◆ **Problem details**:
For the word "Center", count the lines of the data that include it and give only the total.
== Information given ==
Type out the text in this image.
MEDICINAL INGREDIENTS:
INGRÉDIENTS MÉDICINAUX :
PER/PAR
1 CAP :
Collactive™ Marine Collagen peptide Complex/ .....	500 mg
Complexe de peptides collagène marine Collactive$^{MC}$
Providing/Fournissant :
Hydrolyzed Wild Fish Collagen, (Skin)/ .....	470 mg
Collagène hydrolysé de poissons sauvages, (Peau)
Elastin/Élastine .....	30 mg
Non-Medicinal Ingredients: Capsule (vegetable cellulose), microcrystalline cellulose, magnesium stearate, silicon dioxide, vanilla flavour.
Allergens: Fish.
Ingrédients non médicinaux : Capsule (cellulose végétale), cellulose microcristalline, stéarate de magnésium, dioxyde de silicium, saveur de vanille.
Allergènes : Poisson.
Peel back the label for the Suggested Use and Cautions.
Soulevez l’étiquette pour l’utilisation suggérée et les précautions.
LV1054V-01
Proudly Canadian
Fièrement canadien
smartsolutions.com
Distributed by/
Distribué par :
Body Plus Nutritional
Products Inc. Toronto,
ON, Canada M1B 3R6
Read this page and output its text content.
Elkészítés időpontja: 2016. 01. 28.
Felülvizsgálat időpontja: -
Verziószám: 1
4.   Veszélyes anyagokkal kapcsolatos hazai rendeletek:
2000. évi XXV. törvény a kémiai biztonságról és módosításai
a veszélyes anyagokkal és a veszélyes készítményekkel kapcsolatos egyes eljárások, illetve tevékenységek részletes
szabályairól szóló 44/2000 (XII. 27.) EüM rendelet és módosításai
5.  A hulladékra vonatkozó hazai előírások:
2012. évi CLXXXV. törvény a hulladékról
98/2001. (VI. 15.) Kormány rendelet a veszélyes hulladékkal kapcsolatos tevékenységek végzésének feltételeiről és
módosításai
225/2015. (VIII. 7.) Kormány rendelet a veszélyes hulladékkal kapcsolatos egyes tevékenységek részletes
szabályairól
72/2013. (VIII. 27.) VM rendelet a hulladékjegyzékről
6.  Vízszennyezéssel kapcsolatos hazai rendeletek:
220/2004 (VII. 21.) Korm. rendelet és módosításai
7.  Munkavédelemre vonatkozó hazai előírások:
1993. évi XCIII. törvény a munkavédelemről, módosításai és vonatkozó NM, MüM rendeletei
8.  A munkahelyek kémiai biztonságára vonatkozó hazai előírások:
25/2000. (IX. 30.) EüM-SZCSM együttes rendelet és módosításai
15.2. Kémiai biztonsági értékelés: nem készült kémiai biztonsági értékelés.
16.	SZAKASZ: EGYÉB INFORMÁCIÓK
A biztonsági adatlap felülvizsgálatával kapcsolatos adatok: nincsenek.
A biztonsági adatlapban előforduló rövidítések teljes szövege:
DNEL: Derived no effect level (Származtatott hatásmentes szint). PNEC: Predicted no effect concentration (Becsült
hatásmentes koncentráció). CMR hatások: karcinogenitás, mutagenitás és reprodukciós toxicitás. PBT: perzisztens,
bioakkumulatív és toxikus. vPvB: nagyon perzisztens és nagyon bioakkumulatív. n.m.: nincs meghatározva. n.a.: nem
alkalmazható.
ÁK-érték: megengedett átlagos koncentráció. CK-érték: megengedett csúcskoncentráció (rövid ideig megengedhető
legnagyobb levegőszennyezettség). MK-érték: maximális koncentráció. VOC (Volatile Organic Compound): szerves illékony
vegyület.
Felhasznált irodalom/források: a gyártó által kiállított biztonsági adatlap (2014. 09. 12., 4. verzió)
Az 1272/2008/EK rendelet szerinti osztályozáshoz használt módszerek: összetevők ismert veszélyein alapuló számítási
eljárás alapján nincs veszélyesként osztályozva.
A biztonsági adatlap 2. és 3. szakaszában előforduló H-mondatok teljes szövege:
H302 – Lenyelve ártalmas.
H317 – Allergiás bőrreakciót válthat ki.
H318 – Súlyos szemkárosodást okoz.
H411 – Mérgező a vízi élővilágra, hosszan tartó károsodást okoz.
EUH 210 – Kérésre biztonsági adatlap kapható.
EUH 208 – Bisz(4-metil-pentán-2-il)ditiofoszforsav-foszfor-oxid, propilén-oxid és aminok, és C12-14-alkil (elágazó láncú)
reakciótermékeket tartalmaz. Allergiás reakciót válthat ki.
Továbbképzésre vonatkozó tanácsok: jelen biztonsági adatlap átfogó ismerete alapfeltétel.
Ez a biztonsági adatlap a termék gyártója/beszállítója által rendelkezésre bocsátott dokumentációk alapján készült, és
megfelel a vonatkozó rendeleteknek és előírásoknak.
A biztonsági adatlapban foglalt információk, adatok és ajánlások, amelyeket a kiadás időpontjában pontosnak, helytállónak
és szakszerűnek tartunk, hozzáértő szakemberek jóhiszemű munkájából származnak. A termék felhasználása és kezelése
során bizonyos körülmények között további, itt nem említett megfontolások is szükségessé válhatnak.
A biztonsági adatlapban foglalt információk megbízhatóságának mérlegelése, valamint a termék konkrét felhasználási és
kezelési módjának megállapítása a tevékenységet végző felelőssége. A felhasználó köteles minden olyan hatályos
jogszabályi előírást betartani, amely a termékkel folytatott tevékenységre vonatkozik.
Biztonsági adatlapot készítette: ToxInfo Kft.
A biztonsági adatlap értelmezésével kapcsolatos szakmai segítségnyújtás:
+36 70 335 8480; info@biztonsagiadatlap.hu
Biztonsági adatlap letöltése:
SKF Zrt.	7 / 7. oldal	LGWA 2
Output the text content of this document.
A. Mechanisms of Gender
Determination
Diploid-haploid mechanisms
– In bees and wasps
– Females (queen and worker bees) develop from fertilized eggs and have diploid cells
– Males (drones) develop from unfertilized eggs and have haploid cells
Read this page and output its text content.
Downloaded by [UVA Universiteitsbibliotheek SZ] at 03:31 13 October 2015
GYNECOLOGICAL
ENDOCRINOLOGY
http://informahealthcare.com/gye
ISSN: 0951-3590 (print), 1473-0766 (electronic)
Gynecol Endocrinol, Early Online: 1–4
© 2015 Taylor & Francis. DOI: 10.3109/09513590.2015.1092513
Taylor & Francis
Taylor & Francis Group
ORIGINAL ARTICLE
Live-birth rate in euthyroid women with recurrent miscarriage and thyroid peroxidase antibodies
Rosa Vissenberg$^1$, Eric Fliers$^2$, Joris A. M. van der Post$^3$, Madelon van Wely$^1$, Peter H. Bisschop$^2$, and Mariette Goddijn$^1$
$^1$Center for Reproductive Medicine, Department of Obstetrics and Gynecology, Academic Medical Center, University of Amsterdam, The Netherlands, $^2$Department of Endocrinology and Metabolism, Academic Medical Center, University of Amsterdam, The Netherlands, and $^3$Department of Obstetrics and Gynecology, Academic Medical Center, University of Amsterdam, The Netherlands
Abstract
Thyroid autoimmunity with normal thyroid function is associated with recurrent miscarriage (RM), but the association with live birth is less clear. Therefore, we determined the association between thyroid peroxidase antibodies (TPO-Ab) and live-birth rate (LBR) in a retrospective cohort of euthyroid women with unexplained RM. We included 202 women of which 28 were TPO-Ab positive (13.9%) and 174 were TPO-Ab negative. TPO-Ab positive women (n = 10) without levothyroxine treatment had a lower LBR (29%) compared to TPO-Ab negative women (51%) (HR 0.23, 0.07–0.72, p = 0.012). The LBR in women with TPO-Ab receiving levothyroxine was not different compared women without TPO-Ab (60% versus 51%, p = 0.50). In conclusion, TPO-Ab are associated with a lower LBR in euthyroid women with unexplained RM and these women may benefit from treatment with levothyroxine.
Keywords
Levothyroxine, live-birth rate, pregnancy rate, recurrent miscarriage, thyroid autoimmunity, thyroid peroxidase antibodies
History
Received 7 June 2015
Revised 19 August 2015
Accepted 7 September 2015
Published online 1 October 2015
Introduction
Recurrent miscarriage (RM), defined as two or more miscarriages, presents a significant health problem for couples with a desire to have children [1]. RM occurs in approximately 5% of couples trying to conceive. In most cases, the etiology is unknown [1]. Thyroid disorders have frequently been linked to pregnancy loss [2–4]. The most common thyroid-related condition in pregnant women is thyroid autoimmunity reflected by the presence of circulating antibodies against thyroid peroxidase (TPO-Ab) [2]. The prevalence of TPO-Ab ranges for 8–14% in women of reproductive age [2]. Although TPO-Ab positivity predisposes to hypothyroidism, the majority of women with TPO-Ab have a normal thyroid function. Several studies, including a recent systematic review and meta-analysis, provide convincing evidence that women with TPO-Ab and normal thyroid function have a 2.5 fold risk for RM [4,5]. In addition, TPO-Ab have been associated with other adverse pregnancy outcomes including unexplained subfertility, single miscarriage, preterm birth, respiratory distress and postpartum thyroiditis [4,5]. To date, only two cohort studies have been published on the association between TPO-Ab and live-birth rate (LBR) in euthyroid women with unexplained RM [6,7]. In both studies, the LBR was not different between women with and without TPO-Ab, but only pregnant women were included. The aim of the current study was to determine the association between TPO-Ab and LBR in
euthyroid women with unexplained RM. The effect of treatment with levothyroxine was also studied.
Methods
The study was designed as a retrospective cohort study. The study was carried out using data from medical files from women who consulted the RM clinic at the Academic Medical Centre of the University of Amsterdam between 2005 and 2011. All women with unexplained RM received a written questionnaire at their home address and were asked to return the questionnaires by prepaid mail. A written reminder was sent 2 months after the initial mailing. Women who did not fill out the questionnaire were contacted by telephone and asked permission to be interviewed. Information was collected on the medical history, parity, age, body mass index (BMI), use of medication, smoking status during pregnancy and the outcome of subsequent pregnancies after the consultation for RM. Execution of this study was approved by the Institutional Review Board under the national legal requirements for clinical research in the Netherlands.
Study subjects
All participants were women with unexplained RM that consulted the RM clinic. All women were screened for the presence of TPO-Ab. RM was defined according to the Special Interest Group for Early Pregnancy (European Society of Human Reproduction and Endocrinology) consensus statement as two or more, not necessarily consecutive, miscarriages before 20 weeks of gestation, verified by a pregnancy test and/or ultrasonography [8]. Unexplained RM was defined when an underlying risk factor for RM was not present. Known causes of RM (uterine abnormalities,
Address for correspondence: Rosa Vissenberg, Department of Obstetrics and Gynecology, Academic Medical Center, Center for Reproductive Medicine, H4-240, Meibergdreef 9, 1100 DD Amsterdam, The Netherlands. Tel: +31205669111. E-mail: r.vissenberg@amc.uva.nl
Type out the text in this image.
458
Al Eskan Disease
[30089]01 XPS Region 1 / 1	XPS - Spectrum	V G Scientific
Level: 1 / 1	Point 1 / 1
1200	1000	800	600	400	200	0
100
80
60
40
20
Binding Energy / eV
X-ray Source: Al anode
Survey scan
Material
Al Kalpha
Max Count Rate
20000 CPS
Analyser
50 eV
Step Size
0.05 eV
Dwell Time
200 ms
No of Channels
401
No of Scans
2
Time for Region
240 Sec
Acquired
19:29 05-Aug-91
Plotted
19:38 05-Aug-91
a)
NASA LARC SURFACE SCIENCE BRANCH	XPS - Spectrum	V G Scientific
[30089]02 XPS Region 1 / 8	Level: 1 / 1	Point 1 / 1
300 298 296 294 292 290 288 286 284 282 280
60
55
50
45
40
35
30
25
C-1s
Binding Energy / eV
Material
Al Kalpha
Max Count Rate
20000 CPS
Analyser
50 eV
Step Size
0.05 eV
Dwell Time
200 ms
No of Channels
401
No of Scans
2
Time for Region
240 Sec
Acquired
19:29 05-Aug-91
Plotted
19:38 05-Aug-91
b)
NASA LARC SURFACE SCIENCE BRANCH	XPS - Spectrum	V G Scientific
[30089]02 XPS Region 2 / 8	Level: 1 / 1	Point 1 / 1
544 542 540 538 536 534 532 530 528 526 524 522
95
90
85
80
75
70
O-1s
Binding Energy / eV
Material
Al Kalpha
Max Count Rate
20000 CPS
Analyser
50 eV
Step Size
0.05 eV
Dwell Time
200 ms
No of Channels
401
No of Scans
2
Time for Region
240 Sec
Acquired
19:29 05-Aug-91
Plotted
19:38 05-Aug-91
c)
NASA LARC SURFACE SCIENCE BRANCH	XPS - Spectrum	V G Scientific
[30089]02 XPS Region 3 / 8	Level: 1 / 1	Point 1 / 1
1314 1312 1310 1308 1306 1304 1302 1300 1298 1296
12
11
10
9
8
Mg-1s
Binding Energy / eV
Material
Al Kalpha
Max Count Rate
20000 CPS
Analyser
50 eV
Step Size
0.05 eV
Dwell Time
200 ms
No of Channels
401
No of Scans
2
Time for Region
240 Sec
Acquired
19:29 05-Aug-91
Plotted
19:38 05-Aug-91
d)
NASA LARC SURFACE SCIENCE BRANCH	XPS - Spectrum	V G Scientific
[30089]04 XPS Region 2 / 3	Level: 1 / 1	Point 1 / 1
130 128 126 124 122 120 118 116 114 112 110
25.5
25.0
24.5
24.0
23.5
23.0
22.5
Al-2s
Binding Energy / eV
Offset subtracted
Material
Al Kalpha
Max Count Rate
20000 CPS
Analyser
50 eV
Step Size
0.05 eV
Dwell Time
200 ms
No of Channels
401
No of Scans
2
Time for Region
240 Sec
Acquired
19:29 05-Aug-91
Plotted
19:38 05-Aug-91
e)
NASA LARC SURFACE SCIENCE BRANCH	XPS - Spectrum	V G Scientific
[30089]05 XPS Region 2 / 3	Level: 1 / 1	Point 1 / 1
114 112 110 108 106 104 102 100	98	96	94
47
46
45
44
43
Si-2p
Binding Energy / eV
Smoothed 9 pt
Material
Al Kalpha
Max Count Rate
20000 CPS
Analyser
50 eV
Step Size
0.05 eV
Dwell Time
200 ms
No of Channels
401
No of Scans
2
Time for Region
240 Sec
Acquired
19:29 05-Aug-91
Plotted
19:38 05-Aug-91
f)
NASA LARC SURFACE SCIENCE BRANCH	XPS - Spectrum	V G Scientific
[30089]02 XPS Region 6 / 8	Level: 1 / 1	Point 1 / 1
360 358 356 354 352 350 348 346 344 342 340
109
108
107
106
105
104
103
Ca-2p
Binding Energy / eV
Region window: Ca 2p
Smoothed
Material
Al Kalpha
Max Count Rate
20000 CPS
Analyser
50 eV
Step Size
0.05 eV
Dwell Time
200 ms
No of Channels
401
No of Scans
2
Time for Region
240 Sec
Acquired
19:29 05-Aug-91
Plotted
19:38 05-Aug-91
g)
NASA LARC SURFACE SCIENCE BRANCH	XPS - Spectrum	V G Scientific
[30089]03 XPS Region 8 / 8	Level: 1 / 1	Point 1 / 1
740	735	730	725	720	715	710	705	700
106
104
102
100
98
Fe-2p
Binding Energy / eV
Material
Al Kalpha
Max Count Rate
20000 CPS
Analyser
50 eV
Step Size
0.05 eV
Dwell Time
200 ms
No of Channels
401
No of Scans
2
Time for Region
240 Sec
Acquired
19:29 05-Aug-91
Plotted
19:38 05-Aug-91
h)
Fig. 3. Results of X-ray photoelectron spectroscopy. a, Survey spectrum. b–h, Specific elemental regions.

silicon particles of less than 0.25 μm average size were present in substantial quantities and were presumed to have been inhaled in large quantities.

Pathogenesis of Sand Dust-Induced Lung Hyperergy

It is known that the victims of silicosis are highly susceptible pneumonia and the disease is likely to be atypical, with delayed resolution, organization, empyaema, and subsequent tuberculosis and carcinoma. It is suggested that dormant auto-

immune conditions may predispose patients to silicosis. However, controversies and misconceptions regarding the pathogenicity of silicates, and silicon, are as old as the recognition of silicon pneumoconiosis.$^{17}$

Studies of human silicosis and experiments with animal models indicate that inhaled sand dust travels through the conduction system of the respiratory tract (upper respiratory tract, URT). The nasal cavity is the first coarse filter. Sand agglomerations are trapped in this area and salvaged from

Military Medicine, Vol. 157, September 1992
===
◆ **Answer box**:
2